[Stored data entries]
======

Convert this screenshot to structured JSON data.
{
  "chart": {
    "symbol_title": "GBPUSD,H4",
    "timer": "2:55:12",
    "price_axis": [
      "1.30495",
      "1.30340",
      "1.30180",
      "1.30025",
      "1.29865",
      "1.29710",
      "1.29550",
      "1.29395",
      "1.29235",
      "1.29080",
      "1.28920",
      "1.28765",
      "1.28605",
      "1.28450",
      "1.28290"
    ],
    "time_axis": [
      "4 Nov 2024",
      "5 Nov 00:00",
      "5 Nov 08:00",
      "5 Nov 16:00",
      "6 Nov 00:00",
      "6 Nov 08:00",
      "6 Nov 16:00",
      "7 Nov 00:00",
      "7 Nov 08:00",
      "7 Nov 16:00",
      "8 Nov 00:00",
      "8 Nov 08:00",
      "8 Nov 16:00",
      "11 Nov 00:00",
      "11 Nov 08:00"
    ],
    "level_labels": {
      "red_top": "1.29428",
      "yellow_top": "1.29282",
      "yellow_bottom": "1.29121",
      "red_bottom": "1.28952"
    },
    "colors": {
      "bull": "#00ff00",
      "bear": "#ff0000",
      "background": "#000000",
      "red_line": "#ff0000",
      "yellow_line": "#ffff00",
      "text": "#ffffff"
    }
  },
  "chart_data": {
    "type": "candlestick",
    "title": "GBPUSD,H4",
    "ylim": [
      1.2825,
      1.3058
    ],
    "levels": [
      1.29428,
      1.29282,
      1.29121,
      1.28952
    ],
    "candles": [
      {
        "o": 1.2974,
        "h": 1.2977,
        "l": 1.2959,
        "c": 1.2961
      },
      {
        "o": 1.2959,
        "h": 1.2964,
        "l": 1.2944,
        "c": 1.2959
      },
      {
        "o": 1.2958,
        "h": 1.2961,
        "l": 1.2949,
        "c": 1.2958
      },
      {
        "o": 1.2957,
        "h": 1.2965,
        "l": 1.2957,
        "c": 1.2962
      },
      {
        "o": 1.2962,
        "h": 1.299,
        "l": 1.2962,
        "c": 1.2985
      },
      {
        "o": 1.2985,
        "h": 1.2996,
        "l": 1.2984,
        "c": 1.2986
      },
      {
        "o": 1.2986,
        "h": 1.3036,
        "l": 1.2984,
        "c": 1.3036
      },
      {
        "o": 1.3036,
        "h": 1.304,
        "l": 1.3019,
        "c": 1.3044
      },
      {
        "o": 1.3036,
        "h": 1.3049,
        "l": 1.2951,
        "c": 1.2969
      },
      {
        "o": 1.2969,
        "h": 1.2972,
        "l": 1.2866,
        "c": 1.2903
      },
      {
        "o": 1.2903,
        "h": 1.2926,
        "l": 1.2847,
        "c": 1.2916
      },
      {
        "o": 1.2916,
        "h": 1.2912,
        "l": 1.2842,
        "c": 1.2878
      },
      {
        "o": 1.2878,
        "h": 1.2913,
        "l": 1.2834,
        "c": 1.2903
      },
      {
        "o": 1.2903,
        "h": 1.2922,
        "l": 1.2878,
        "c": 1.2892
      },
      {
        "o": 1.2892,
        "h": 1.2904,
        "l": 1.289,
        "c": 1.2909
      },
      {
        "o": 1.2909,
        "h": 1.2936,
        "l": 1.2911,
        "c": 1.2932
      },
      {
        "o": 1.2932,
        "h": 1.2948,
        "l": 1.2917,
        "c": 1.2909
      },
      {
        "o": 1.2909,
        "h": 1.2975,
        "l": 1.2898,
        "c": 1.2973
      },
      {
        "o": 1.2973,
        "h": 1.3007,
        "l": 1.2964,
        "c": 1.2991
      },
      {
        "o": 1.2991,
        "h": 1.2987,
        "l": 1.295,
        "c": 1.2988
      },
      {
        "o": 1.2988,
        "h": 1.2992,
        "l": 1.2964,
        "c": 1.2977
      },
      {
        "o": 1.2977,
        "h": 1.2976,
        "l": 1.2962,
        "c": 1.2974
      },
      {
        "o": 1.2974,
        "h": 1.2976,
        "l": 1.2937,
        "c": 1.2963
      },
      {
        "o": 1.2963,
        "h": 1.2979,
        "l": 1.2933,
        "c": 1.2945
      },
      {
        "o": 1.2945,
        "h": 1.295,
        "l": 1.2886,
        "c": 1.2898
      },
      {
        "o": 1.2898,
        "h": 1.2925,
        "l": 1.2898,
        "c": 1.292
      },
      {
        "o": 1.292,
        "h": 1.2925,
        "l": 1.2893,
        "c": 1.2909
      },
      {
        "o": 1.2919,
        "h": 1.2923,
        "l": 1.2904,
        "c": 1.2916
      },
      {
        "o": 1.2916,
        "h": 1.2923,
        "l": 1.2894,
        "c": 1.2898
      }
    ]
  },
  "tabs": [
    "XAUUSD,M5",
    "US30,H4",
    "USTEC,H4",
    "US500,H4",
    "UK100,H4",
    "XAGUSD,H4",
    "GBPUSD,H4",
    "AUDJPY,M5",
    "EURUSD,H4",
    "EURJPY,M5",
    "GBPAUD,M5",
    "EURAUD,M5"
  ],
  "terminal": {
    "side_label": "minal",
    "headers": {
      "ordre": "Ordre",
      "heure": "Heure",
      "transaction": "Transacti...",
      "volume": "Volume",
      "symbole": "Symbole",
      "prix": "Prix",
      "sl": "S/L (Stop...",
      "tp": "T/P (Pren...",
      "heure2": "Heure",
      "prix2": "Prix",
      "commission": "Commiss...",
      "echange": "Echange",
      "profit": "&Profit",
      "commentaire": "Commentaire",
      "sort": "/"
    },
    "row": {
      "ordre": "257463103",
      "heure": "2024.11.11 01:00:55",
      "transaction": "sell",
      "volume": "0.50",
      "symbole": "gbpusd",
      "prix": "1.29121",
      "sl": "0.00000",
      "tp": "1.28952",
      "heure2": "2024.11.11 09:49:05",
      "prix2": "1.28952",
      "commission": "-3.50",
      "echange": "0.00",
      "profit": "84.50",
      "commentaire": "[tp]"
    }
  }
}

======

● **Aim of the task**: Can you restate every record above word for word?

● **In response**:
Convert this screenshot to structured JSON data.
{
  "chart": {
    "symbol_title": "GBPUSD,H4",
    "timer": "2:55:12",
    "price_axis": [
      "1.30495",
      "1.30340",
      "1.30180",
      "1.30025",
      "1.29865",
      "1.29710",
      "1.29550",
      "1.29395",
      "1.29235",
      "1.29080",
      "1.28920",
      "1.28765",
      "1.28605",
      "1.28450",
      "1.28290"
    ],
    "time_axis": [
      "4 Nov 2024",
      "5 Nov 00:00",
      "5 Nov 08:00",
      "5 Nov 16:00",
      "6 Nov 00:00",
      "6 Nov 08:00",
      "6 Nov 16:00",
      "7 Nov 00:00",
      "7 Nov 08:00",
      "7 Nov 16:00",
      "8 Nov 00:00",
      "8 Nov 08:00",
      "8 Nov 16:00",
      "11 Nov 00:00",
      "11 Nov 08:00"
    ],
    "level_labels": {
      "red_top": "1.29428",
      "yellow_top": "1.29282",
      "yellow_bottom": "1.29121",
      "red_bottom": "1.28952"
    },
    "colors": {
      "bull": "#00ff00",
      "bear": "#ff0000",
      "background": "#000000",
      "red_line": "#ff0000",
      "yellow_line": "#ffff00",
      "text": "#ffffff"
    }
  },
  "chart_data": {
    "type": "candlestick",
    "title": "GBPUSD,H4",
    "ylim": [
      1.2825,
      1.3058
    ],
    "levels": [
      1.29428,
      1.29282,
      1.29121,
      1.28952
    ],
    "candles": [
      {
        "o": 1.2974,
        "h": 1.2977,
        "l": 1.2959,
        "c": 1.2961
      },
      {
        "o": 1.2959,
        "h": 1.2964,
        "l": 1.2944,
        "c": 1.2959
      },
      {
        "o": 1.2958,
        "h": 1.2961,
        "l": 1.2949,
        "c": 1.2958
      },
      {
        "o": 1.2957,
        "h": 1.2965,
        "l": 1.2957,
        "c": 1.2962
      },
      {
        "o": 1.2962,
        "h": 1.299,
        "l": 1.2962,
        "c": 1.2985
      },
      {
        "o": 1.2985,
        "h": 1.2996,
        "l": 1.2984,
        "c": 1.2986
      },
      {
        "o": 1.2986,
        "h": 1.3036,
        "l": 1.2984,
        "c": 1.3036
      },
      {
        "o": 1.3036,
        "h": 1.304,
        "l": 1.3019,
        "c": 1.3044
      },
      {
        "o": 1.3036,
        "h": 1.3049,
        "l": 1.2951,
        "c": 1.2969
      },
      {
        "o": 1.2969,
        "h": 1.2972,
        "l": 1.2866,
        "c": 1.2903
      },
      {
        "o": 1.2903,
        "h": 1.2926,
        "l": 1.2847,
        "c": 1.2916
      },
      {
        "o": 1.2916,
        "h": 1.2912,
        "l": 1.2842,
        "c": 1.2878
      },
      {
        "o": 1.2878,
        "h": 1.2913,
        "l": 1.2834,
        "c": 1.2903
      },
      {
        "o": 1.2903,
        "h": 1.2922,
        "l": 1.2878,
        "c": 1.2892
      },
      {
        "o": 1.2892,
        "h": 1.2904,
        "l": 1.289,
        "c": 1.2909
      },
      {
        "o": 1.2909,
        "h": 1.2936,
        "l": 1.2911,
        "c": 1.2932
      },
      {
        "o": 1.2932,
        "h": 1.2948,
        "l": 1.2917,
        "c": 1.2909
      },
      {
        "o": 1.2909,
        "h": 1.2975,
        "l": 1.2898,
        "c": 1.2973
      },
      {
        "o": 1.2973,
        "h": 1.3007,
        "l": 1.2964,
        "c": 1.2991
      },
      {
        "o": 1.2991,
        "h": 1.2987,
        "l": 1.295,
        "c": 1.2988
      },
      {
        "o": 1.2988,
        "h": 1.2992,
        "l": 1.2964,
        "c": 1.2977
      },
      {
        "o": 1.2977,
        "h": 1.2976,
        "l": 1.2962,
        "c": 1.2974
      },
      {
        "o": 1.2974,
        "h": 1.2976,
        "l": 1.2937,
        "c": 1.2963
      },
      {
        "o": 1.2963,
        "h": 1.2979,
        "l": 1.2933,
        "c": 1.2945
      },
      {
        "o": 1.2945,
        "h": 1.295,
        "l": 1.2886,
        "c": 1.2898
      },
      {
        "o": 1.2898,
        "h": 1.2925,
        "l": 1.2898,
        "c": 1.292
      },
      {
        "o": 1.292,
        "h": 1.2925,
        "l": 1.2893,
        "c": 1.2909
      },
      {
        "o": 1.2919,
        "h": 1.2923,
        "l": 1.2904,
        "c": 1.2916
      },
      {
        "o": 1.2916,
        "h": 1.2923,
        "l": 1.2894,
        "c": 1.2898
      }
    ]
  },
  "tabs": [
    "XAUUSD,M5",
    "US30,H4",
    "USTEC,H4",
    "US500,H4",
    "UK100,H4",
    "XAGUSD,H4",
    "GBPUSD,H4",
    "AUDJPY,M5",
    "EURUSD,H4",
    "EURJPY,M5",
    "GBPAUD,M5",
    "EURAUD,M5"
  ],
  "terminal": {
    "side_label": "minal",
    "headers": {
      "ordre": "Ordre",
      "heure": "Heure",
      "transaction": "Transacti...",
      "volume": "Volume",
      "symbole": "Symbole",
      "prix": "Prix",
      "sl": "S/L (Stop...",
      "tp": "T/P (Pren...",
      "heure2": "Heure",
      "prix2": "Prix",
      "commission": "Commiss...",
      "echange": "Echange",
      "profit": "&Profit",
      "commentaire": "Commentaire",
      "sort": "/"
    },
    "row": {
      "ordre": "257463103",
      "heure": "2024.11.11 01:00:55",
      "transaction": "sell",
      "volume": "0.50",
      "symbole": "gbpusd",
      "prix": "1.29121",
      "sl": "0.00000",
      "tp": "1.28952",
      "heure2": "2024.11.11 09:49:05",
      "prix2": "1.28952",
      "commission": "-3.50",
      "echange": "0.00",
      "profit": "84.50",
      "commentaire": "[tp]"
    }
  }
}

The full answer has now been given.